## begin Record list

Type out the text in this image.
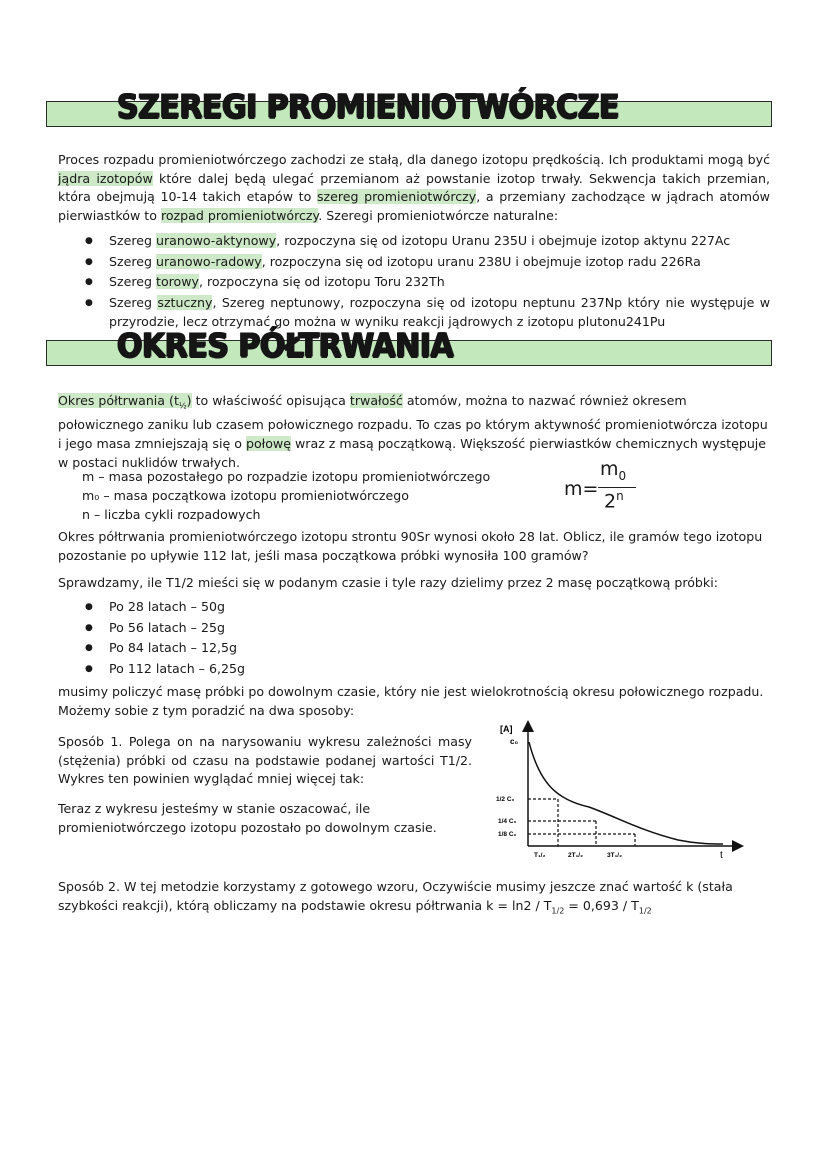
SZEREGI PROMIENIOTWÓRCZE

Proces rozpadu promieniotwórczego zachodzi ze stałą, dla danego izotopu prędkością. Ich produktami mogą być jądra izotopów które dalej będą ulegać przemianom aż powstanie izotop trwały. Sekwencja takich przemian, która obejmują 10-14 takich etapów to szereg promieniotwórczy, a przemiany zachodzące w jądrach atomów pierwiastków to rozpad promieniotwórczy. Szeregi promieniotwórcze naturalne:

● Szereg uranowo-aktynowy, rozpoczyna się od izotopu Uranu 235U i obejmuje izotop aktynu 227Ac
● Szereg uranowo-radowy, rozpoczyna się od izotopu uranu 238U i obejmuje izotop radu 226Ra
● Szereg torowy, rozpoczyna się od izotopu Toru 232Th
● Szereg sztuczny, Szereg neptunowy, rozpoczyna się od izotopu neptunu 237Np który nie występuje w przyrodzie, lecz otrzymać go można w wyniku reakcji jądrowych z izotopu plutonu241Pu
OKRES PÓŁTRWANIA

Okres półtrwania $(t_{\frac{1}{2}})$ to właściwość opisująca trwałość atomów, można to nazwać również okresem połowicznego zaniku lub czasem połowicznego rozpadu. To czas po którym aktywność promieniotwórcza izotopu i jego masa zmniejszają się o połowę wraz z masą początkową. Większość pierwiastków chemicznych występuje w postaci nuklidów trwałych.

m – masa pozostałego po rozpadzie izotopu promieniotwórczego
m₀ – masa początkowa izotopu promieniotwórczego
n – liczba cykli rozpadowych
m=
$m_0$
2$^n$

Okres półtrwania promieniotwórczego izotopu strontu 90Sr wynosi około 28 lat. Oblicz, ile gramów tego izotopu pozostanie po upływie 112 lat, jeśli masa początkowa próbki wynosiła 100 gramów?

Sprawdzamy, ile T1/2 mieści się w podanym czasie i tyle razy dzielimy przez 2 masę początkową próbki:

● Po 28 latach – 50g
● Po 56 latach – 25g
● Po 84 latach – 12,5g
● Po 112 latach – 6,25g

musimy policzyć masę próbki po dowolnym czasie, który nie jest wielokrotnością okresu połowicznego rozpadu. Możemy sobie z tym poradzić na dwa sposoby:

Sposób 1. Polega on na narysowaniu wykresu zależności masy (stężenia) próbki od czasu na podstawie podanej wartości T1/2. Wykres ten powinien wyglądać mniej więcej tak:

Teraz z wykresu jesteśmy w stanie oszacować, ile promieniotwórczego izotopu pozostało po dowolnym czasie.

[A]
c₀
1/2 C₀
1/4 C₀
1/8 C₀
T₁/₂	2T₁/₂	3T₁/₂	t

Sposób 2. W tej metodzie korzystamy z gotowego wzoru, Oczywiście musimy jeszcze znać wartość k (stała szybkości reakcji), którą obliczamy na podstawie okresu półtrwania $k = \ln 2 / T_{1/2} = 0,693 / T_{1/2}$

## end Record list
## begin Record list

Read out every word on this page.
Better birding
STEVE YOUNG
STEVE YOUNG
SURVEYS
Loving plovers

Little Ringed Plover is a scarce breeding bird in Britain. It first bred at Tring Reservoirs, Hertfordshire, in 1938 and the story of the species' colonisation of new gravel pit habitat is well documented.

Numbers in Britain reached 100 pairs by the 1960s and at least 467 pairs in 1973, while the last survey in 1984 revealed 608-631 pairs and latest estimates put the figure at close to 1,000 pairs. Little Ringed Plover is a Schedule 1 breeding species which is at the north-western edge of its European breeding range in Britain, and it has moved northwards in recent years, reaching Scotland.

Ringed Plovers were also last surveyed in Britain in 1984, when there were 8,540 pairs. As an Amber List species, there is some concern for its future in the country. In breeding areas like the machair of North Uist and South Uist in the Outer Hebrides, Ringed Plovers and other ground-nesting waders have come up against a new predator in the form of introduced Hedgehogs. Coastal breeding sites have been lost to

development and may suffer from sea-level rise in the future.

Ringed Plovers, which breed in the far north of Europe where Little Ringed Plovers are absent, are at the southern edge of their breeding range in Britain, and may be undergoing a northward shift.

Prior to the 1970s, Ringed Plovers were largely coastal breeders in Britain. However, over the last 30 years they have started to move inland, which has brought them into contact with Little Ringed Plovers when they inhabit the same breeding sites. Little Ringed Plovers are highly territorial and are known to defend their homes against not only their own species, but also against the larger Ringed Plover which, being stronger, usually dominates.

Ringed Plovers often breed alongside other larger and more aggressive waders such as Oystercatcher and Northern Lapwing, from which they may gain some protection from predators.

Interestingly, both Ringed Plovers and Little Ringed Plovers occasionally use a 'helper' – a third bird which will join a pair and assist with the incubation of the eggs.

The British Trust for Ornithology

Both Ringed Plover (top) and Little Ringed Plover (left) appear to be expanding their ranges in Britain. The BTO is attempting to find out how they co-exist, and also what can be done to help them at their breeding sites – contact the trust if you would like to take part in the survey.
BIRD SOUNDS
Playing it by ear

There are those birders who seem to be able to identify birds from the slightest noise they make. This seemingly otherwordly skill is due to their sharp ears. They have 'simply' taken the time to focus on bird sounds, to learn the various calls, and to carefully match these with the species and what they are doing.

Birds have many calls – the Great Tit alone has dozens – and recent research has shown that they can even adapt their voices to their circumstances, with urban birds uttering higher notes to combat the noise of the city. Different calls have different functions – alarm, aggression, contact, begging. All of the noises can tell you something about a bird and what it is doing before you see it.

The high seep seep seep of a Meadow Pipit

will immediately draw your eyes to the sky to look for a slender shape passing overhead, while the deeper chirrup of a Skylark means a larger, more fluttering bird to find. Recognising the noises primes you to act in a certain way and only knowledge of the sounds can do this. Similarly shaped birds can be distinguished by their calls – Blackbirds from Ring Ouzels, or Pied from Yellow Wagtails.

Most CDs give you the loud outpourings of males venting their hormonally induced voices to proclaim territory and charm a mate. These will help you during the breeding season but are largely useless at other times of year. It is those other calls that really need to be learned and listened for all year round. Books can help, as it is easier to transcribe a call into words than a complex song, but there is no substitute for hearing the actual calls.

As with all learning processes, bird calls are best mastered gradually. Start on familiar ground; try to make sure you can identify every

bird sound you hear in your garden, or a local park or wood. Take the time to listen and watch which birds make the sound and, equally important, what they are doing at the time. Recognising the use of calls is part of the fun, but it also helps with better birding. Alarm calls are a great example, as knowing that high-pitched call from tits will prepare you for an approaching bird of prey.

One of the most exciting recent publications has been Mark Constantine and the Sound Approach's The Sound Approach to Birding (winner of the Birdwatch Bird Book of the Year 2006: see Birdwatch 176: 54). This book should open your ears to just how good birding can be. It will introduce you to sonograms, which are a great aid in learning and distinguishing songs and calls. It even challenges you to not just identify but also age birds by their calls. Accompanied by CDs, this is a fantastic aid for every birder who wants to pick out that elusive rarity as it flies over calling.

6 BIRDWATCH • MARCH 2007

## end Record list
## begin Record list

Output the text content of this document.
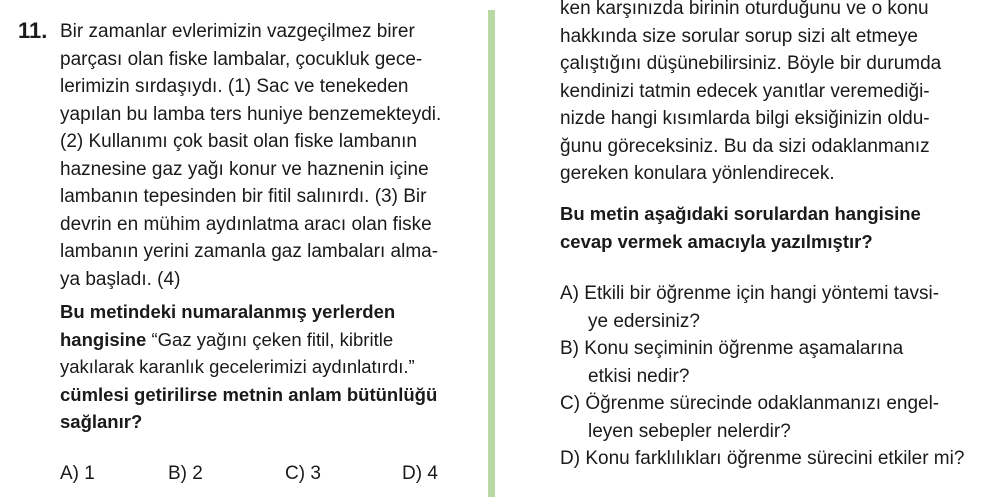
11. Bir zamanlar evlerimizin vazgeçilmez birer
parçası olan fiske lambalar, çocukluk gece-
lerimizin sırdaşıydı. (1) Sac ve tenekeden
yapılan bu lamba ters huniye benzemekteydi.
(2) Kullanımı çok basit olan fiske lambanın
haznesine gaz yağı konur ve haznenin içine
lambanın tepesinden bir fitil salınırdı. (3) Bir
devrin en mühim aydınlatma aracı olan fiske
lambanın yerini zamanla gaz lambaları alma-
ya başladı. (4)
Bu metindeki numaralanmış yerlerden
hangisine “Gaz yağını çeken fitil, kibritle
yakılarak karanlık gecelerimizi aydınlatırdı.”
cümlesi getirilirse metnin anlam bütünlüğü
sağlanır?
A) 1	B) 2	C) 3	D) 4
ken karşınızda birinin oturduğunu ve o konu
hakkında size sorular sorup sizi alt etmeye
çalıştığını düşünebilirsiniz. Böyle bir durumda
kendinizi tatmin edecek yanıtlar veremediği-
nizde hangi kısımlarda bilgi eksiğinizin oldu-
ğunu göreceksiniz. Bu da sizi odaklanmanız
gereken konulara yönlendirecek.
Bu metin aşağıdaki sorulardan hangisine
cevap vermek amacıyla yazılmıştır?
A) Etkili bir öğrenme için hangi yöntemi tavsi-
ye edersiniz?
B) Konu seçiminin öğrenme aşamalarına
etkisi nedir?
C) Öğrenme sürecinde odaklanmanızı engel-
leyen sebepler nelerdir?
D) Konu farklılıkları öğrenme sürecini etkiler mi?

## end Record list

◆ **Instruction**: Return every line containing "into".

◆ **Solution to the problem**:
Prior to the 1970s, Ringed Plovers were largely coastal breeders in Britain. However, over the last 30 years they have started to move inland, which has brought them into contact with Little Ringed Plovers when they inhabit the same breeding sites. Little Ringed Plovers are highly territorial and are known to defend their homes against not only their own species, but also against the larger Ringed Plover which, being stronger, usually dominates.
Most CDs give you the loud outpourings of males venting their hormonally induced voices to proclaim territory and charm a mate. These will help you during the breeding season but are largely useless at other times of year. It is those other calls that really need to be learned and listened for all year round. Books can help, as it is easier to transcribe a call into words than a complex song, but there is no substitute for hearing the actual calls.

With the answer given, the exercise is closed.